§ **Description of the task**
Copy each line of the data below exactly, leaving out pictures.

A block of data
_ _ _ _ _ _ _
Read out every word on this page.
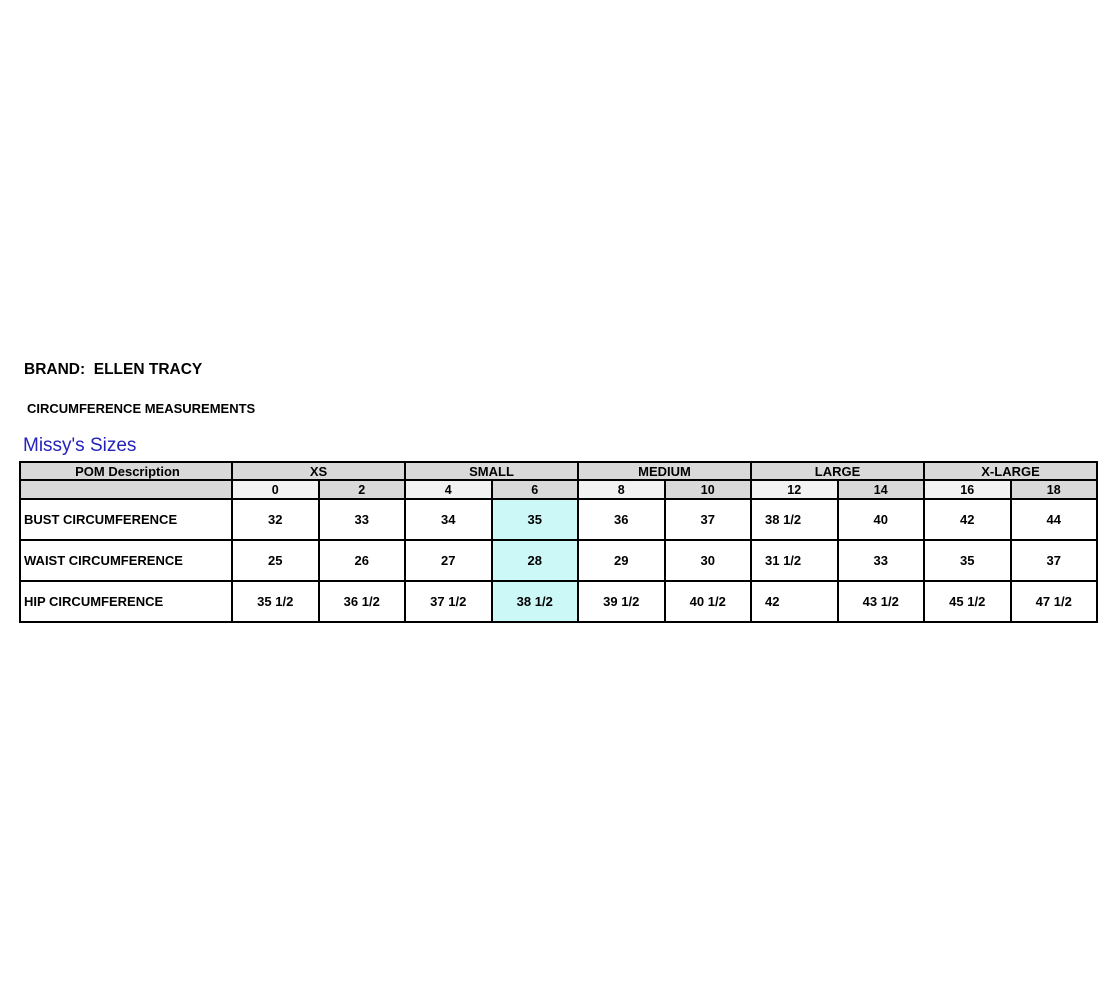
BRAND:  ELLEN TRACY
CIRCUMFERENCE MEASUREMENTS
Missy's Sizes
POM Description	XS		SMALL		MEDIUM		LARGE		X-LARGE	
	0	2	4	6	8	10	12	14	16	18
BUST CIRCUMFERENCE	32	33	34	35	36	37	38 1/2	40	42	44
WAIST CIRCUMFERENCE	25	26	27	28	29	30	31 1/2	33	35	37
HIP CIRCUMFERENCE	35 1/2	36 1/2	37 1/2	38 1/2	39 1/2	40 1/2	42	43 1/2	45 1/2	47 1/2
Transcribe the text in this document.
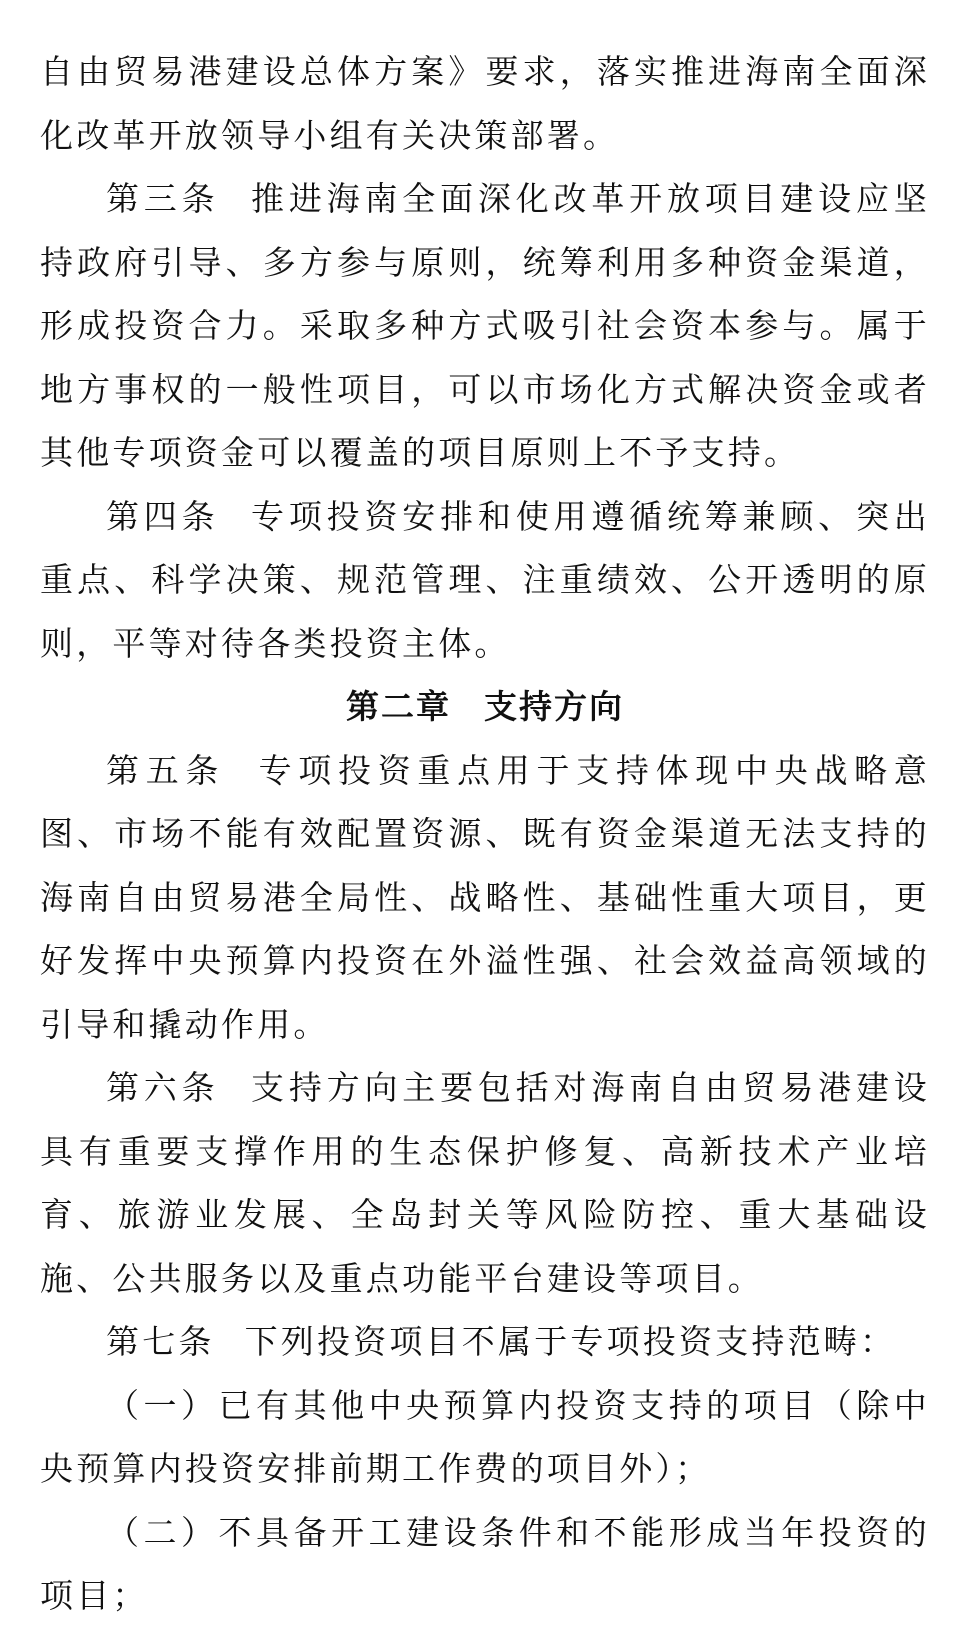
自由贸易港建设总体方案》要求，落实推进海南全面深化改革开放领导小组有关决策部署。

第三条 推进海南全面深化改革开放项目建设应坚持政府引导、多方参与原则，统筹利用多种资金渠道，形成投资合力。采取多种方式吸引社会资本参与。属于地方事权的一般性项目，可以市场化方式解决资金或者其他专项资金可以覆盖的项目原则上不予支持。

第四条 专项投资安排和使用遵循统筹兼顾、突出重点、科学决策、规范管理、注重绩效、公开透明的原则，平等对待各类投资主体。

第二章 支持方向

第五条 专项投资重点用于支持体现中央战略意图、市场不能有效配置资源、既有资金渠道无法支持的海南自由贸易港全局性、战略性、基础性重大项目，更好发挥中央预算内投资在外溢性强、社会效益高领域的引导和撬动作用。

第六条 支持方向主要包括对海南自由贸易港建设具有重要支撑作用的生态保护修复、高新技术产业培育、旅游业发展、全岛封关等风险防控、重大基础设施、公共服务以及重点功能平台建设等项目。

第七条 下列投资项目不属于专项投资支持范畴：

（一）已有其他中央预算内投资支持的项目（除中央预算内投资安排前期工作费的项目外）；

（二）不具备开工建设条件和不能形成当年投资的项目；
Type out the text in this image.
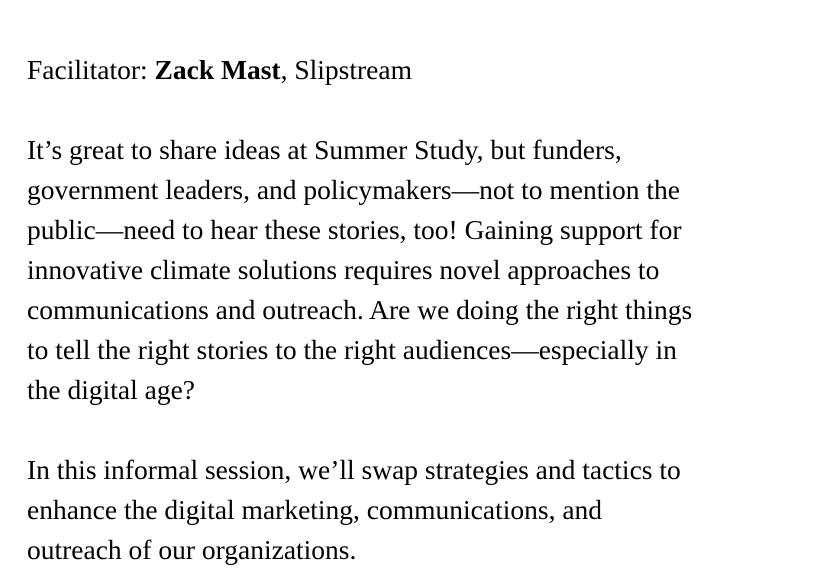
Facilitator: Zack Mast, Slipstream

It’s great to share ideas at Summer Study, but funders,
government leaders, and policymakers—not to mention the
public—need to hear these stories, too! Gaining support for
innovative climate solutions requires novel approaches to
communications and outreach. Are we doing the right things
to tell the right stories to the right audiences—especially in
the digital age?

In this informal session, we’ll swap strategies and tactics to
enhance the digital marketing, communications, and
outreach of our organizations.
_ _ _ _ _ _ _
§ **Solution**
Read out every word on this page.
BRAND:  ELLEN TRACY
CIRCUMFERENCE MEASUREMENTS
Missy's Sizes
POM Description	XS		SMALL		MEDIUM		LARGE		X-LARGE	
	0	2	4	6	8	10	12	14	16	18
BUST CIRCUMFERENCE	32	33	34	35	36	37	38 1/2	40	42	44
WAIST CIRCUMFERENCE	25	26	27	28	29	30	31 1/2	33	35	37
HIP CIRCUMFERENCE	35 1/2	36 1/2	37 1/2	38 1/2	39 1/2	40 1/2	42	43 1/2	45 1/2	47 1/2
Transcribe the text in this document.
自由贸易港建设总体方案》要求，落实推进海南全面深化改革开放领导小组有关决策部署。

第三条 推进海南全面深化改革开放项目建设应坚持政府引导、多方参与原则，统筹利用多种资金渠道，形成投资合力。采取多种方式吸引社会资本参与。属于地方事权的一般性项目，可以市场化方式解决资金或者其他专项资金可以覆盖的项目原则上不予支持。

第四条 专项投资安排和使用遵循统筹兼顾、突出重点、科学决策、规范管理、注重绩效、公开透明的原则，平等对待各类投资主体。

第二章 支持方向

第五条 专项投资重点用于支持体现中央战略意图、市场不能有效配置资源、既有资金渠道无法支持的海南自由贸易港全局性、战略性、基础性重大项目，更好发挥中央预算内投资在外溢性强、社会效益高领域的引导和撬动作用。

第六条 支持方向主要包括对海南自由贸易港建设具有重要支撑作用的生态保护修复、高新技术产业培育、旅游业发展、全岛封关等风险防控、重大基础设施、公共服务以及重点功能平台建设等项目。

第七条 下列投资项目不属于专项投资支持范畴：

（一）已有其他中央预算内投资支持的项目（除中央预算内投资安排前期工作费的项目外）；

（二）不具备开工建设条件和不能形成当年投资的项目；
Type out the text in this image.
Facilitator: Zack Mast, Slipstream

It’s great to share ideas at Summer Study, but funders,
government leaders, and policymakers—not to mention the
public—need to hear these stories, too! Gaining support for
innovative climate solutions requires novel approaches to
communications and outreach. Are we doing the right things
to tell the right stories to the right audiences—especially in
the digital age?

In this informal session, we’ll swap strategies and tactics to
enhance the digital marketing, communications, and
outreach of our organizations.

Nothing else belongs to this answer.